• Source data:
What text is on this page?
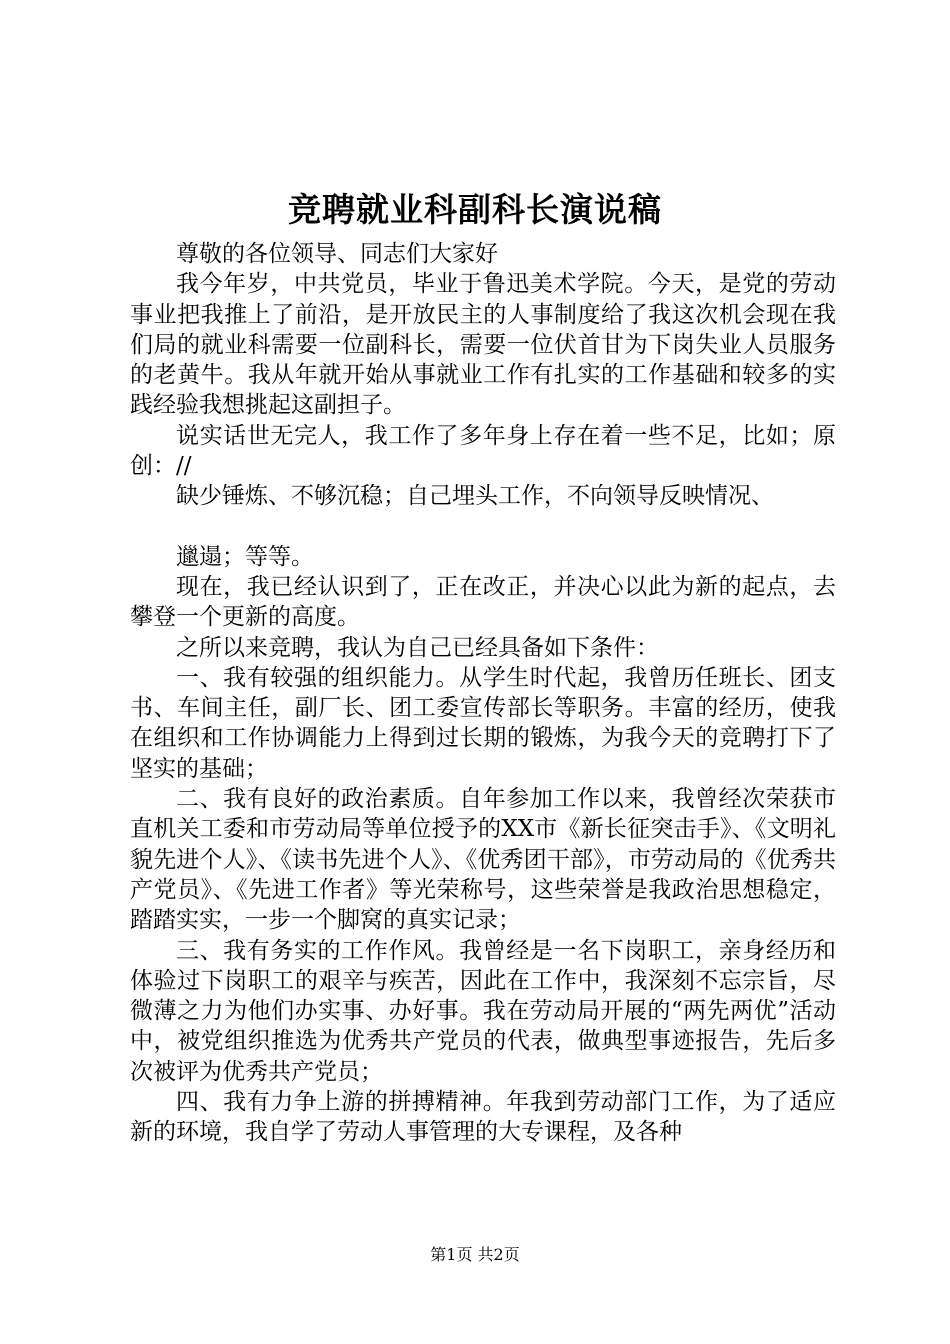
竞聘就业科副科长演说稿

尊敬的各位领导、同志们大家好

我今年岁，中共党员，毕业于鲁迅美术学院。今天，是党的劳动事业把我推上了前沿，是开放民主的人事制度给了我这次机会现在我们局的就业科需要一位副科长，需要一位伏首甘为下岗失业人员服务的老黄牛。我从年就开始从事就业工作有扎实的工作基础和较多的实践经验我想挑起这副担子。

说实话世无完人，我工作了多年身上存在着一些不足，比如；原创：//

缺少锤炼、不够沉稳；自己埋头工作，不向领导反映情况、

邋遢；等等。

现在，我已经认识到了，正在改正，并决心以此为新的起点，去攀登一个更新的高度。

之所以来竞聘，我认为自己已经具备如下条件：

一、我有较强的组织能力。从学生时代起，我曾历任班长、团支书、车间主任，副厂长、团工委宣传部长等职务。丰富的经历，使我在组织和工作协调能力上得到过长期的锻炼，为我今天的竞聘打下了坚实的基础；

二、我有良好的政治素质。自年参加工作以来，我曾经次荣获市直机关工委和市劳动局等单位授予的XX市《新长征突击手》、《文明礼貌先进个人》、《读书先进个人》、《优秀团干部》，市劳动局的《优秀共产党员》、《先进工作者》等光荣称号，这些荣誉是我政治思想稳定，踏踏实实，一步一个脚窝的真实记录；

三、我有务实的工作作风。我曾经是一名下岗职工，亲身经历和体验过下岗职工的艰辛与疾苦，因此在工作中，我深刻不忘宗旨，尽微薄之力为他们办实事、办好事。我在劳动局开展的“两先两优”活动中，被党组织推选为优秀共产党员的代表，做典型事迹报告，先后多次被评为优秀共产党员；

四、我有力争上游的拼搏精神。年我到劳动部门工作，为了适应新的环境，我自学了劳动人事管理的大专课程，及各种

第1页 共2页
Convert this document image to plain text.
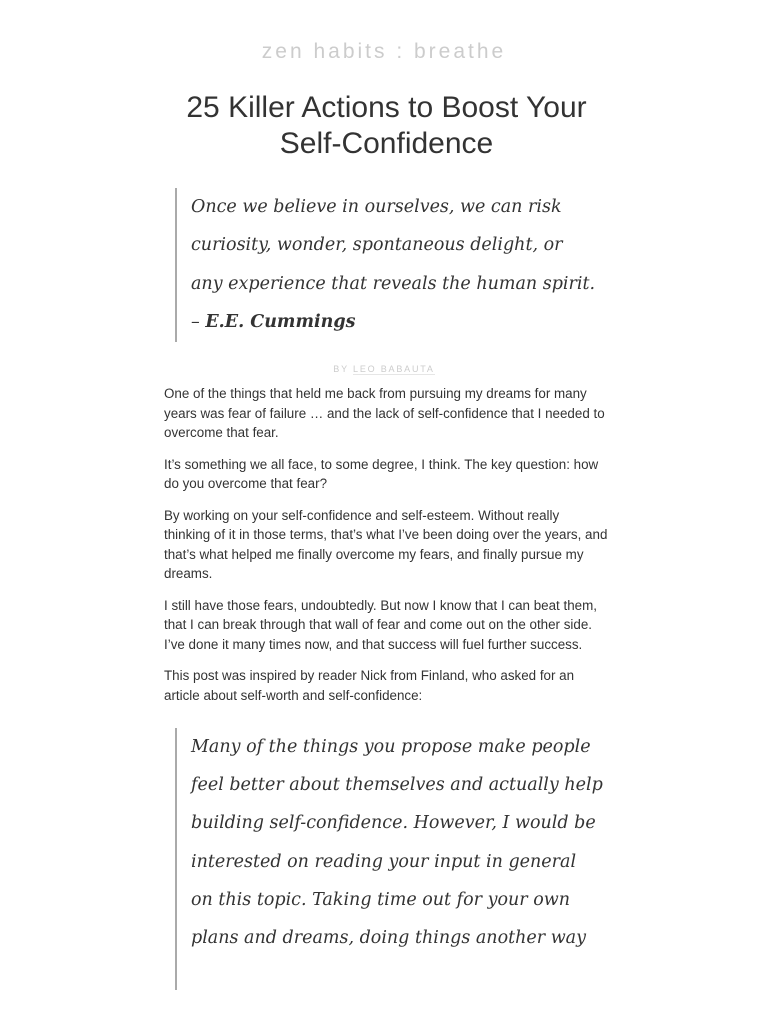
zen habits : breathe
25 Killer Actions to Boost Your Self-Confidence
Once we believe in ourselves, we can risk
curiosity, wonder, spontaneous delight, or
any experience that reveals the human spirit.
– E.E. Cummings
BY LEO BABAUTA

One of the things that held me back from pursuing my dreams for many years was fear of failure … and the lack of self-confidence that I needed to overcome that fear.

It’s something we all face, to some degree, I think. The key question: how do you overcome that fear?

By working on your self-confidence and self-esteem. Without really thinking of it in those terms, that’s what I’ve been doing over the years, and that’s what helped me finally overcome my fears, and finally pursue my dreams.

I still have those fears, undoubtedly. But now I know that I can beat them, that I can break through that wall of fear and come out on the other side. I’ve done it many times now, and that success will fuel further success.

This post was inspired by reader Nick from Finland, who asked for an article about self-worth and self-confidence:

Many of the things you propose make people
feel better about themselves and actually help
building self-confidence. However, I would be
interested on reading your input in general
on this topic. Taking time out for your own
plans and dreams, doing things another way
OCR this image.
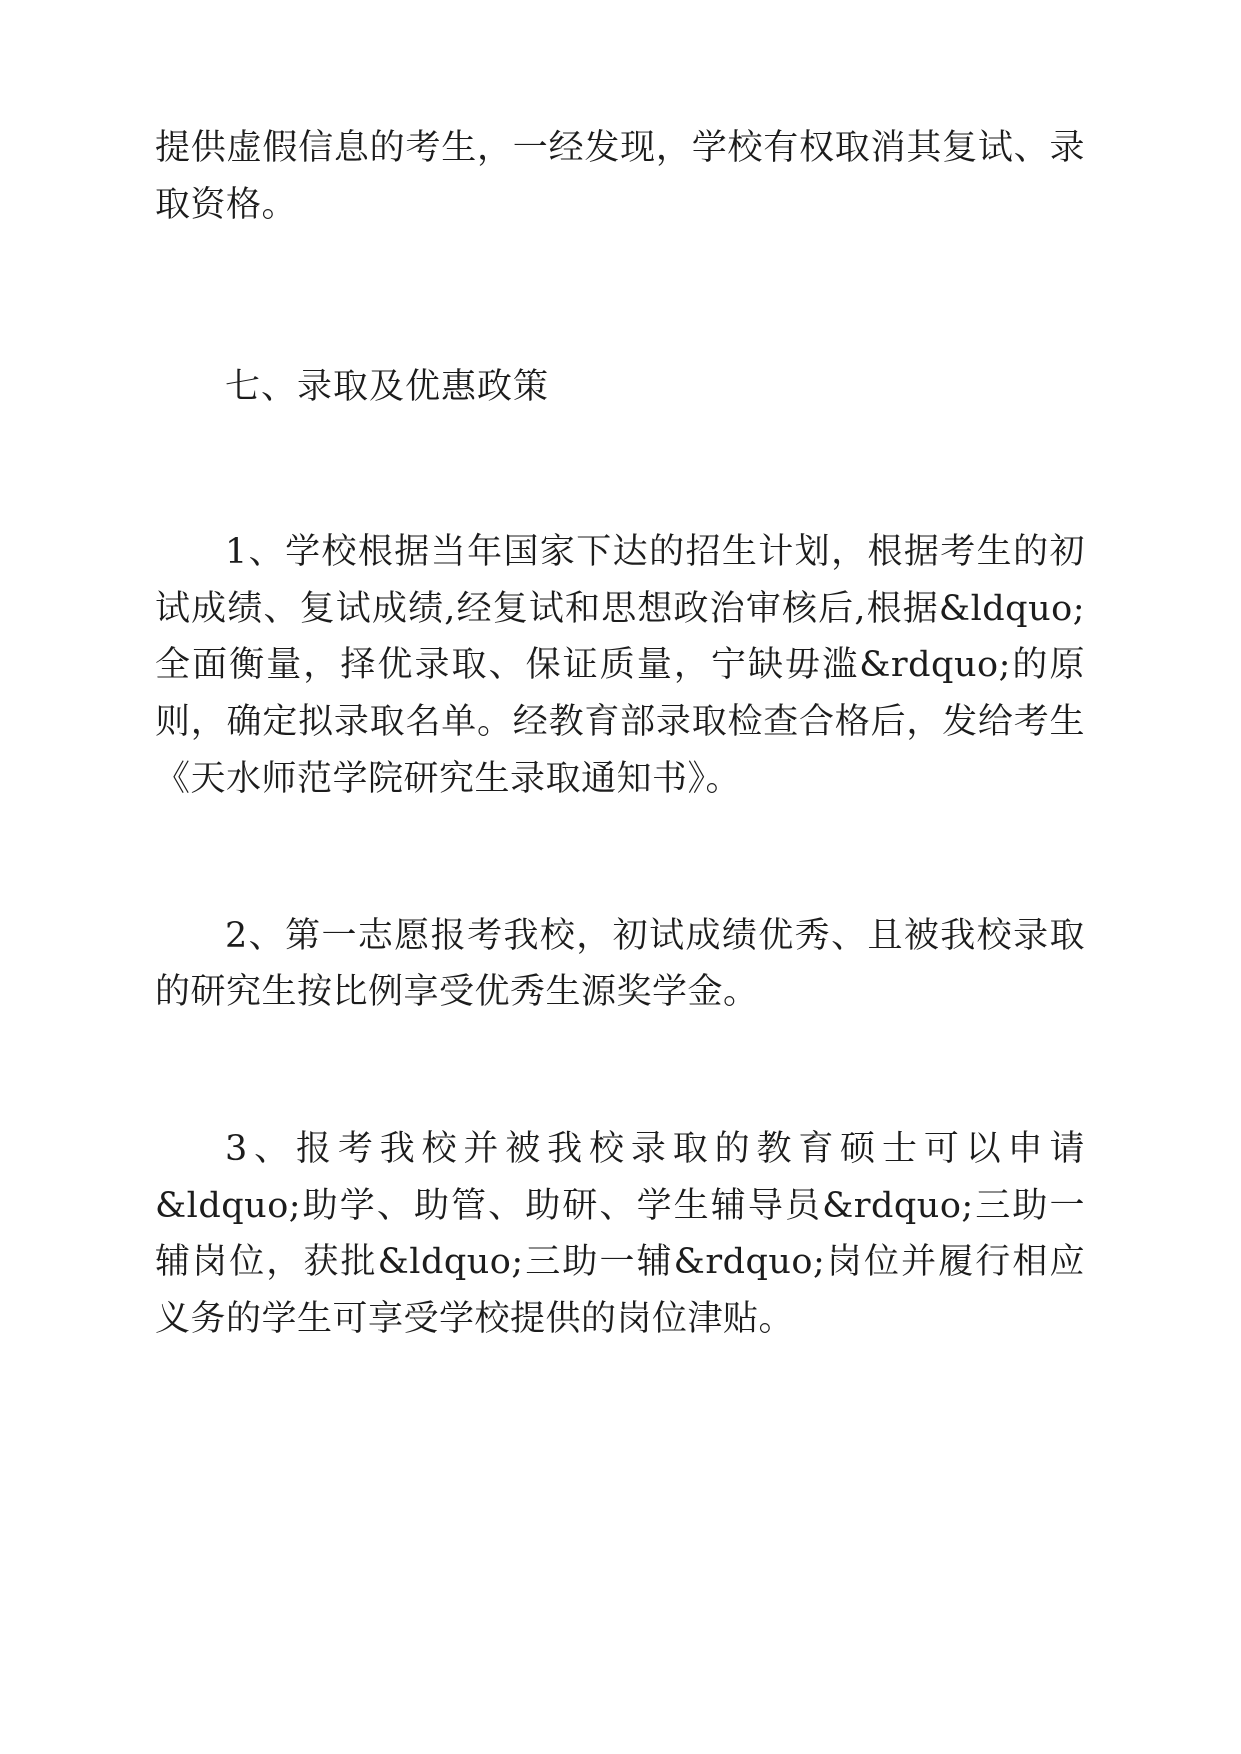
提供虚假信息的考生，一经发现，学校有权取消其复试、录取资格。

七、录取及优惠政策

1、学校根据当年国家下达的招生计划，根据考生的初试成绩、复试成绩,经复试和思想政治审核后,根据&ldquo;全面衡量，择优录取、保证质量，宁缺毋滥&rdquo;的原则，确定拟录取名单。经教育部录取检查合格后，发给考生《天水师范学院研究生录取通知书》。

2、第一志愿报考我校，初试成绩优秀、且被我校录取的研究生按比例享受优秀生源奖学金。

3、报考我校并被我校录取的教育硕士可以申请&ldquo;助学、助管、助研、学生辅导员&rdquo;三助一辅岗位，获批&ldquo;三助一辅&rdquo;岗位并履行相应义务的学生可享受学校提供的岗位津贴。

• Task description:
Transcribe every record above exactly as written, leaving out any pictures.

• The reply:
What text is on this page?
竞聘就业科副科长演说稿

尊敬的各位领导、同志们大家好

我今年岁，中共党员，毕业于鲁迅美术学院。今天，是党的劳动事业把我推上了前沿，是开放民主的人事制度给了我这次机会现在我们局的就业科需要一位副科长，需要一位伏首甘为下岗失业人员服务的老黄牛。我从年就开始从事就业工作有扎实的工作基础和较多的实践经验我想挑起这副担子。

说实话世无完人，我工作了多年身上存在着一些不足，比如；原创：//

缺少锤炼、不够沉稳；自己埋头工作，不向领导反映情况、

邋遢；等等。

现在，我已经认识到了，正在改正，并决心以此为新的起点，去攀登一个更新的高度。

之所以来竞聘，我认为自己已经具备如下条件：

一、我有较强的组织能力。从学生时代起，我曾历任班长、团支书、车间主任，副厂长、团工委宣传部长等职务。丰富的经历，使我在组织和工作协调能力上得到过长期的锻炼，为我今天的竞聘打下了坚实的基础；

二、我有良好的政治素质。自年参加工作以来，我曾经次荣获市直机关工委和市劳动局等单位授予的XX市《新长征突击手》、《文明礼貌先进个人》、《读书先进个人》、《优秀团干部》，市劳动局的《优秀共产党员》、《先进工作者》等光荣称号，这些荣誉是我政治思想稳定，踏踏实实，一步一个脚窝的真实记录；

三、我有务实的工作作风。我曾经是一名下岗职工，亲身经历和体验过下岗职工的艰辛与疾苦，因此在工作中，我深刻不忘宗旨，尽微薄之力为他们办实事、办好事。我在劳动局开展的“两先两优”活动中，被党组织推选为优秀共产党员的代表，做典型事迹报告，先后多次被评为优秀共产党员；

四、我有力争上游的拼搏精神。年我到劳动部门工作，为了适应新的环境，我自学了劳动人事管理的大专课程，及各种

第1页 共2页
Convert this document image to plain text.
zen habits : breathe
25 Killer Actions to Boost Your Self-Confidence
Once we believe in ourselves, we can risk
curiosity, wonder, spontaneous delight, or
any experience that reveals the human spirit.
– E.E. Cummings
BY LEO BABAUTA

One of the things that held me back from pursuing my dreams for many years was fear of failure … and the lack of self-confidence that I needed to overcome that fear.

It’s something we all face, to some degree, I think. The key question: how do you overcome that fear?

By working on your self-confidence and self-esteem. Without really thinking of it in those terms, that’s what I’ve been doing over the years, and that’s what helped me finally overcome my fears, and finally pursue my dreams.

I still have those fears, undoubtedly. But now I know that I can beat them, that I can break through that wall of fear and come out on the other side. I’ve done it many times now, and that success will fuel further success.

This post was inspired by reader Nick from Finland, who asked for an article about self-worth and self-confidence:

Many of the things you propose make people
feel better about themselves and actually help
building self-confidence. However, I would be
interested on reading your input in general
on this topic. Taking time out for your own
plans and dreams, doing things another way
OCR this image.
提供虚假信息的考生，一经发现，学校有权取消其复试、录取资格。

七、录取及优惠政策

1、学校根据当年国家下达的招生计划，根据考生的初试成绩、复试成绩,经复试和思想政治审核后,根据&ldquo;全面衡量，择优录取、保证质量，宁缺毋滥&rdquo;的原则，确定拟录取名单。经教育部录取检查合格后，发给考生《天水师范学院研究生录取通知书》。

2、第一志愿报考我校，初试成绩优秀、且被我校录取的研究生按比例享受优秀生源奖学金。

3、报考我校并被我校录取的教育硕士可以申请&ldquo;助学、助管、助研、学生辅导员&rdquo;三助一辅岗位，获批&ldquo;三助一辅&rdquo;岗位并履行相应义务的学生可享受学校提供的岗位津贴。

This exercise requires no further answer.